:: PROBLEM DESCRIPTION ::
Your task is to transcribe all of the data below exactly, omitting the images.
-- BEGIN --
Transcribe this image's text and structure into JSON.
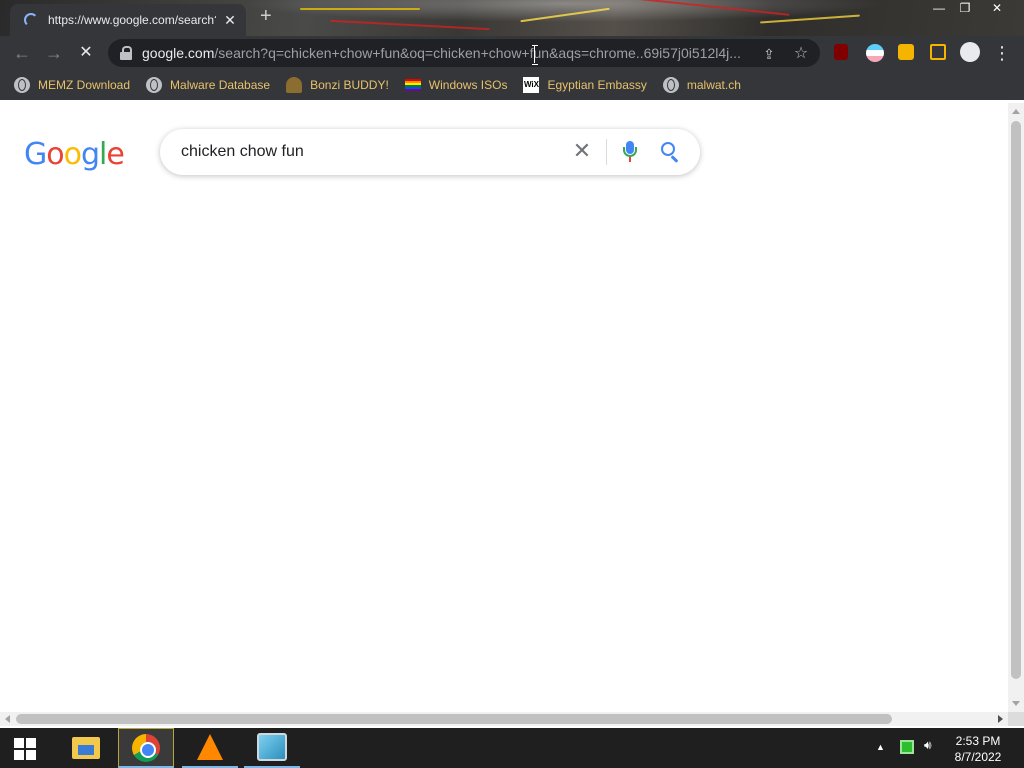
{
  "browser": {
    "tab": {
      "title": "https://www.google.com/search?q"
    },
    "window_controls": [
      "—",
      "❐",
      "✕"
    ],
    "omnibox": {
      "host": "google.com",
      "path": "/search?q=chicken+chow+fun&oq=chicken+chow+fun&aqs=chrome..69i57j0i512l4j..."
    },
    "bookmarks": [
      {
        "label": "MEMZ Download",
        "icon": "globe-icon"
      },
      {
        "label": "Malware Database",
        "icon": "globe-icon"
      },
      {
        "label": "Bonzi BUDDY!",
        "icon": "bonzi-icon"
      },
      {
        "label": "Windows ISOs",
        "icon": "rainbow-flag-icon"
      },
      {
        "label": "Egyptian Embassy",
        "icon": "wix-icon"
      },
      {
        "label": "malwat.ch",
        "icon": "globe-icon"
      }
    ],
    "wix_icon_text": "WiX"
  },
  "page": {
    "logo": [
      "G",
      "o",
      "o",
      "g",
      "l",
      "e"
    ],
    "logo_colors": [
      "#4285f4",
      "#ea4335",
      "#fbbc05",
      "#4285f4",
      "#34a853",
      "#ea4335"
    ],
    "search": {
      "query": "chicken chow fun",
      "clear_symbol": "✕"
    }
  },
  "taskbar": {
    "clock_time": "2:53 PM",
    "clock_date": "8/7/2022"
  }
}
-- END --
:: EXERCISE SOLUTION ::
Transcribe this image's text and structure into JSON.
{
  "browser": {
    "tab": {
      "title": "https://www.google.com/search?q"
    },
    "window_controls": [
      "—",
      "❐",
      "✕"
    ],
    "omnibox": {
      "host": "google.com",
      "path": "/search?q=chicken+chow+fun&oq=chicken+chow+fun&aqs=chrome..69i57j0i512l4j..."
    },
    "bookmarks": [
      {
        "label": "MEMZ Download",
        "icon": "globe-icon"
      },
      {
        "label": "Malware Database",
        "icon": "globe-icon"
      },
      {
        "label": "Bonzi BUDDY!",
        "icon": "bonzi-icon"
      },
      {
        "label": "Windows ISOs",
        "icon": "rainbow-flag-icon"
      },
      {
        "label": "Egyptian Embassy",
        "icon": "wix-icon"
      },
      {
        "label": "malwat.ch",
        "icon": "globe-icon"
      }
    ],
    "wix_icon_text": "WiX"
  },
  "page": {
    "logo": [
      "G",
      "o",
      "o",
      "g",
      "l",
      "e"
    ],
    "logo_colors": [
      "#4285f4",
      "#ea4335",
      "#fbbc05",
      "#4285f4",
      "#34a853",
      "#ea4335"
    ],
    "search": {
      "query": "chicken chow fun",
      "clear_symbol": "✕"
    }
  },
  "taskbar": {
    "clock_time": "2:53 PM",
    "clock_date": "8/7/2022"
  }
}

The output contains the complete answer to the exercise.